Saved data entries:
================

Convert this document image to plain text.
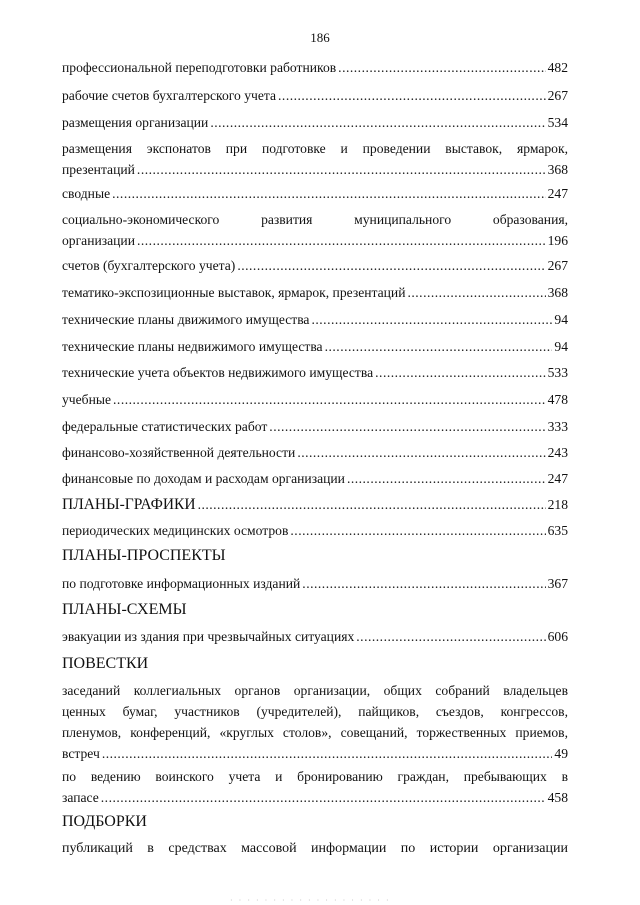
186
профессиональной переподготовки работников .....	482
рабочие счетов бухгалтерского учета .....	267
размещения организации .....	534
размещения экспонатов при подготовке и проведении выставок, ярмарок,
презентаций .....	368
сводные .....	247
социально-экономического развития муниципального образования,
организации .....	196
счетов (бухгалтерского учета) .....	267
тематико-экспозиционные выставок, ярмарок, презентаций .....	368
технические планы движимого имущества .....	94
технические планы недвижимого имущества .....	94
технические учета объектов недвижимого имущества .....	533
учебные .....	478
федеральные статистических работ .....	333
финансово-хозяйственной деятельности .....	243
финансовые по доходам и расходам организации .....	247
ПЛАНЫ-ГРАФИКИ .....	218
периодических медицинских осмотров .....	635
ПЛАНЫ-ПРОСПЕКТЫ
по подготовке информационных изданий .....	367
ПЛАНЫ-СХЕМЫ
эвакуации из здания при чрезвычайных ситуациях .....	606
ПОВЕСТКИ
заседаний коллегиальных органов организации, общих собраний владельцев
ценных бумаг, участников (учредителей), пайщиков, съездов, конгрессов,
пленумов, конференций, «круглых столов», совещаний, торжественных приемов,
встреч .....	49
по ведению воинского учета и бронированию граждан, пребывающих в
запасе .....	458
ПОДБОРКИ
публикаций в средствах массовой информации по истории организации
· · · · · · · · · · · · · · · · · · ·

================

__EXERCISE AIM__
Every line of the data should be copied as it stands, without the images.

__RESPONSE TO THE TASK__
Convert this document image to plain text.
186
профессиональной переподготовки работников .....	482
рабочие счетов бухгалтерского учета .....	267
размещения организации .....	534
размещения экспонатов при подготовке и проведении выставок, ярмарок,
презентаций .....	368
сводные .....	247
социально-экономического развития муниципального образования,
организации .....	196
счетов (бухгалтерского учета) .....	267
тематико-экспозиционные выставок, ярмарок, презентаций .....	368
технические планы движимого имущества .....	94
технические планы недвижимого имущества .....	94
технические учета объектов недвижимого имущества .....	533
учебные .....	478
федеральные статистических работ .....	333
финансово-хозяйственной деятельности .....	243
финансовые по доходам и расходам организации .....	247
ПЛАНЫ-ГРАФИКИ .....	218
периодических медицинских осмотров .....	635
ПЛАНЫ-ПРОСПЕКТЫ
по подготовке информационных изданий .....	367
ПЛАНЫ-СХЕМЫ
эвакуации из здания при чрезвычайных ситуациях .....	606
ПОВЕСТКИ
заседаний коллегиальных органов организации, общих собраний владельцев
ценных бумаг, участников (учредителей), пайщиков, съездов, конгрессов,
пленумов, конференций, «круглых столов», совещаний, торжественных приемов,
встреч .....	49
по ведению воинского учета и бронированию граждан, пребывающих в
запасе .....	458
ПОДБОРКИ
публикаций в средствах массовой информации по истории организации
· · · · · · · · · · · · · · · · · · ·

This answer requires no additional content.